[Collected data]
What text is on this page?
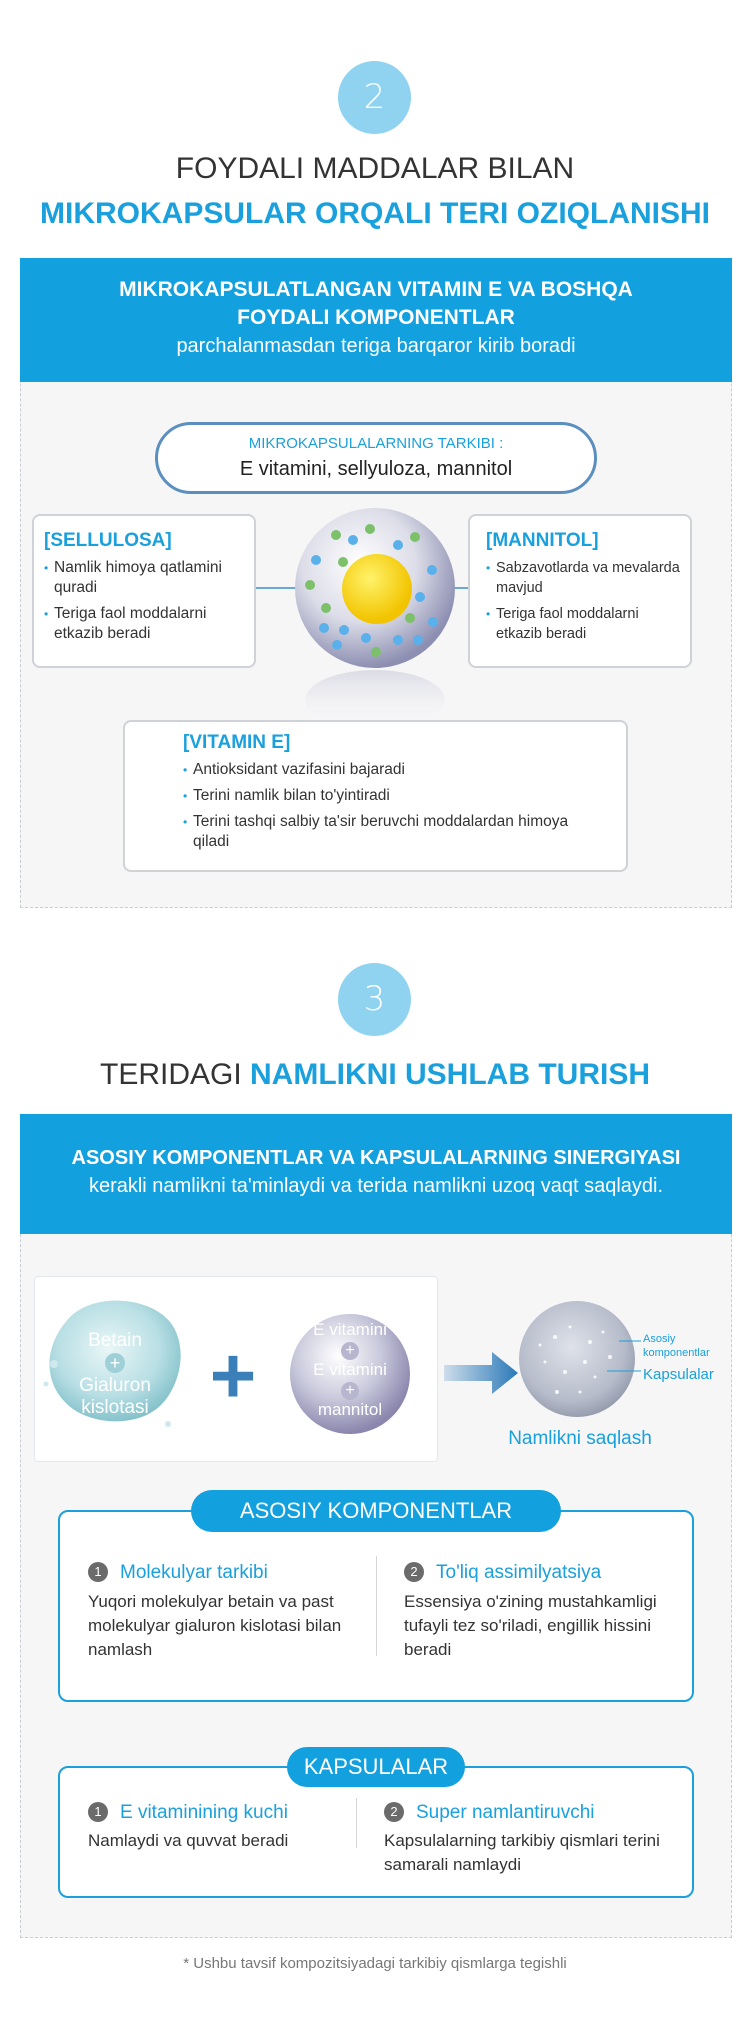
2
FOYDALI MADDALAR BILAN
MIKROKAPSULAR ORQALI TERI OZIQLANISHI
MIKROKAPSULATLANGAN VITAMIN E VA BOSHQA
FOYDALI KOMPONENTLAR
parchalanmasdan teriga barqaror kirib boradi
MIKROKAPSULALARNING TARKIBI :
E vitamini, sellyuloza, mannitol
[SELLULOSA]
• Namlik himoya qatlamini quradi
• Teriga faol moddalarni etkazib beradi
[MANNITOL]
• Sabzavotlarda va mevalarda mavjud
• Teriga faol moddalarni etkazib beradi
[VITAMIN E]
• Antioksidant vazifasini bajaradi
• Terini namlik bilan to'yintiradi
• Terini tashqi salbiy ta'sir beruvchi moddalardan himoya qiladi
3
TERIDAGI NAMLIKNI USHLAB TURISH
ASOSIY KOMPONENTLAR VA KAPSULALARNING SINERGIYASI
kerakli namlikni ta'minlaydi va terida namlikni uzoq vaqt saqlaydi.
Betain
+
Gialuron
kislotasi +
E vitamini
+
E vitamini
+
mannitol
Asosiy komponentlar
Kapsulalar
Namlikni saqlash
ASOSIY KOMPONENTLAR
1 Molekulyar tarkibi
Yuqori molekulyar betain va past molekulyar gialuron kislotasi bilan namlash
2 To'liq assimilyatsiya
Essensiya o'zining mustahkamligi tufayli tez so'riladi, engillik hissini beradi
KAPSULALAR
1 E vitaminining kuchi
Namlaydi va quvvat beradi
2 Super namlantiruvchi
Kapsulalarning tarkibiy qismlari terini samarali namlaydi
* Ushbu tavsif kompozitsiyadagi tarkibiy qismlarga tegishli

◆ **What is being asked**
Copy each line exactly, and leave the pictures out of your copy.

◆ **Solution to this exercise**
What text is on this page?
2
FOYDALI MADDALAR BILAN
MIKROKAPSULAR ORQALI TERI OZIQLANISHI
MIKROKAPSULATLANGAN VITAMIN E VA BOSHQA
FOYDALI KOMPONENTLAR
parchalanmasdan teriga barqaror kirib boradi
MIKROKAPSULALARNING TARKIBI :
E vitamini, sellyuloza, mannitol
[SELLULOSA]
• Namlik himoya qatlamini quradi
• Teriga faol moddalarni etkazib beradi
[MANNITOL]
• Sabzavotlarda va mevalarda mavjud
• Teriga faol moddalarni etkazib beradi
[VITAMIN E]
• Antioksidant vazifasini bajaradi
• Terini namlik bilan to'yintiradi
• Terini tashqi salbiy ta'sir beruvchi moddalardan himoya qiladi
3
TERIDAGI NAMLIKNI USHLAB TURISH
ASOSIY KOMPONENTLAR VA KAPSULALARNING SINERGIYASI
kerakli namlikni ta'minlaydi va terida namlikni uzoq vaqt saqlaydi.
Betain
+
Gialuron
kislotasi +
E vitamini
+
E vitamini
+
mannitol
Asosiy komponentlar
Kapsulalar
Namlikni saqlash
ASOSIY KOMPONENTLAR
1 Molekulyar tarkibi
Yuqori molekulyar betain va past molekulyar gialuron kislotasi bilan namlash
2 To'liq assimilyatsiya
Essensiya o'zining mustahkamligi tufayli tez so'riladi, engillik hissini beradi
KAPSULALAR
1 E vitaminining kuchi
Namlaydi va quvvat beradi
2 Super namlantiruvchi
Kapsulalarning tarkibiy qismlari terini samarali namlaydi
* Ushbu tavsif kompozitsiyadagi tarkibiy qismlarga tegishli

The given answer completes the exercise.